- **Task instructions**: Examine the entries and show every line in which the word "with" is found.

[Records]
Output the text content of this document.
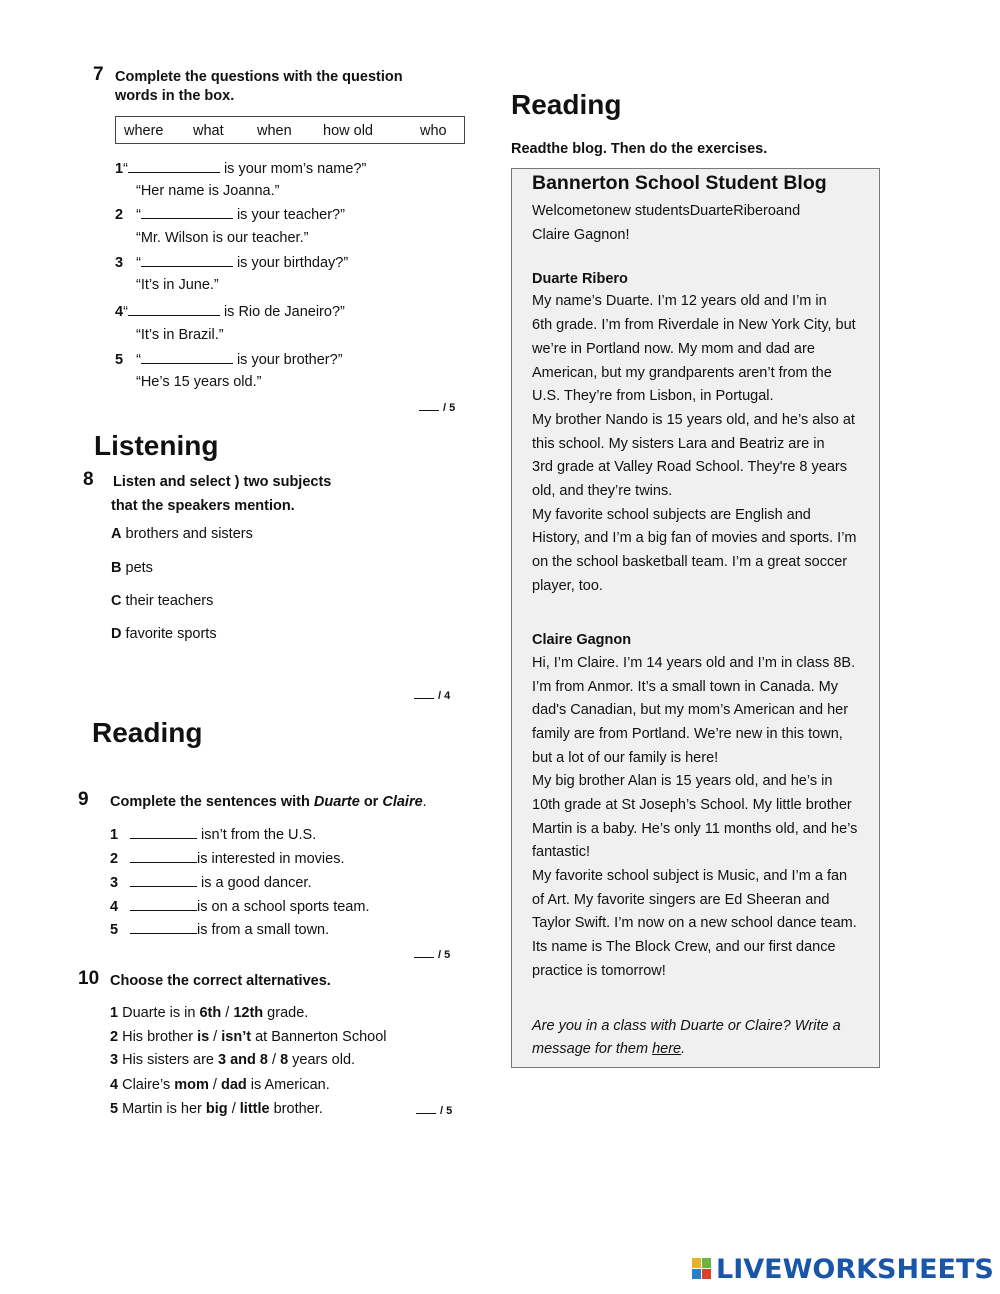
7 Complete the questions with the question words in the box.
where what when how old	who
1“	is your mom’s name?”
“Her name is Joanna.”
2 “	is your teacher?”
“Mr. Wilson is our teacher.”
3 “	is your birthday?”
“It’s in June.”
4“	is Rio de Janeiro?”
“It’s in Brazil.”
5 “	is your brother?”
“He’s 15 years old.”
/ 5
Listening
8 Listen and select ) two subjects
that the speakers mention.
A brothers and sisters
B pets
C their teachers
D favorite sports
/ 4
Reading
9 Complete the sentences with Duarte or Claire.
1	isn’t from the U.S.
2	is interested in movies.
3	is a good dancer.
4	is on a school sports team.
5	is from a small town.
/ 5
10 Choose the correct alternatives.
1 Duarte is in 6th / 12th grade.
2 His brother is / isn’t at Bannerton School
3 His sisters are 3 and 8 / 8 years old.
4 Claire’s mom / dad is American.
5 Martin is her big / little brother.	/ 5
Reading
Readthe blog. Then do the exercises.
Bannerton School Student Blog
Welcometonew studentsDuarteRiberoand
Claire Gagnon!
Duarte Ribero
My name’s Duarte. I’m 12 years old and I’m in
6th grade. I’m from Riverdale in New York City, but
we’re in Portland now. My mom and dad are
American, but my grandparents aren’t from the
U.S. They’re from Lisbon, in Portugal.
My brother Nando is 15 years old, and he’s also at
this school. My sisters Lara and Beatriz are in
3rd grade at Valley Road School. They're 8 years
old, and they’re twins.
My favorite school subjects are English and
History, and I’m a big fan of movies and sports. I’m
on the school basketball team. I’m a great soccer
player, too.
Claire Gagnon
Hi, I’m Claire. I’m 14 years old and I’m in class 8B.
I’m from Anmor. It’s a small town in Canada. My
dad's Canadian, but my mom’s American and her
family are from Portland. We’re new in this town,
but a lot of our family is here!
My big brother Alan is 15 years old, and he’s in
10th grade at St Joseph’s School. My little brother
Martin is a baby. He’s only 11 months old, and he’s
fantastic!
My favorite school subject is Music, and I’m a fan
of Art. My favorite singers are Ed Sheeran and
Taylor Swift. I’m now on a new school dance team.
Its name is The Block Crew, and our first dance
practice is tomorrow!
Are you in a class with Duarte or Claire? Write a
message for them here.
LIVEWORKSHEETS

- **Exercise output**:
7 Complete the questions with the question words in the box.
9 Complete the sentences with Duarte or Claire.
Are you in a class with Duarte or Claire? Write a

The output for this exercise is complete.